_Supplied data:_
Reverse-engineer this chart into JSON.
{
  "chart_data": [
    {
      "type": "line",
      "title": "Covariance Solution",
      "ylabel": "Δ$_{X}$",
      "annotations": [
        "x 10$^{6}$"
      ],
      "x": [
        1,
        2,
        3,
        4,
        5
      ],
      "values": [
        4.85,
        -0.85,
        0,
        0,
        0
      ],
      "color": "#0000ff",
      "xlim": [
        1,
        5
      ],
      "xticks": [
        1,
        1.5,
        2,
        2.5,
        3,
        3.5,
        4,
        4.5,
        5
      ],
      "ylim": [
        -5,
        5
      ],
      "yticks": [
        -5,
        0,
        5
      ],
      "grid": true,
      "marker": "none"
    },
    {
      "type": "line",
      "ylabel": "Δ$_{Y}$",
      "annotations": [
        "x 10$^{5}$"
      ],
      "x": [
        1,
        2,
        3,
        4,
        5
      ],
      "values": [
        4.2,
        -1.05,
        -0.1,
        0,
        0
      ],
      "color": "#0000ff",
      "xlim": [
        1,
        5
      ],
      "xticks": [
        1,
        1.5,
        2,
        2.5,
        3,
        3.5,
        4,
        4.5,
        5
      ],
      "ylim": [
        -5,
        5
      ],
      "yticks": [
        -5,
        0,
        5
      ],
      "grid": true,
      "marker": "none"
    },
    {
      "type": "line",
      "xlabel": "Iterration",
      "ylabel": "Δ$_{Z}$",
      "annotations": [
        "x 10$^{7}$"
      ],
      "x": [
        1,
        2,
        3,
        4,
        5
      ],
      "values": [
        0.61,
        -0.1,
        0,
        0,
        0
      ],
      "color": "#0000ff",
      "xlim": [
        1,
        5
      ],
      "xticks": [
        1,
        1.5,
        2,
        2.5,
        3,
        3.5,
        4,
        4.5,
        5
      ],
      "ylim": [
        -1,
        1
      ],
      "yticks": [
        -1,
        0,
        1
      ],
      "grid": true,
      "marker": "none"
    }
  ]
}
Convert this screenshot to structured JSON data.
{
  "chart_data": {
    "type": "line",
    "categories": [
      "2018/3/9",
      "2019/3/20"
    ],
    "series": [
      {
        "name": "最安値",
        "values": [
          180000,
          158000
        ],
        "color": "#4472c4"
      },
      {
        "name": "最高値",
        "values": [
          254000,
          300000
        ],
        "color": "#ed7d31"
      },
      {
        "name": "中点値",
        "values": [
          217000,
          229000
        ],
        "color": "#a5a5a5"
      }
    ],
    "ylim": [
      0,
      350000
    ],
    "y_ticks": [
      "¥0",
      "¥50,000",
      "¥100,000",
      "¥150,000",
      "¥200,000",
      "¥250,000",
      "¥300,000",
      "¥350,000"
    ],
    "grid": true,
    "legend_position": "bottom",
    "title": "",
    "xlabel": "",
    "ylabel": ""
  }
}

_Task goal:_ Copy only the stretch running from the line containing "Convert this screenshot" to the final line of the entries, both ends included, exactly as it stands.

_Exercise answer:_
Convert this screenshot to structured JSON data.
{
  "chart_data": {
    "type": "line",
    "categories": [
      "2018/3/9",
      "2019/3/20"
    ],
    "series": [
      {
        "name": "最安値",
        "values": [
          180000,
          158000
        ],
        "color": "#4472c4"
      },
      {
        "name": "最高値",
        "values": [
          254000,
          300000
        ],
        "color": "#ed7d31"
      },
      {
        "name": "中点値",
        "values": [
          217000,
          229000
        ],
        "color": "#a5a5a5"
      }
    ],
    "ylim": [
      0,
      350000
    ],
    "y_ticks": [
      "¥0",
      "¥50,000",
      "¥100,000",
      "¥150,000",
      "¥200,000",
      "¥250,000",
      "¥300,000",
      "¥350,000"
    ],
    "grid": true,
    "legend_position": "bottom",
    "title": "",
    "xlabel": "",
    "ylabel": ""
  }
}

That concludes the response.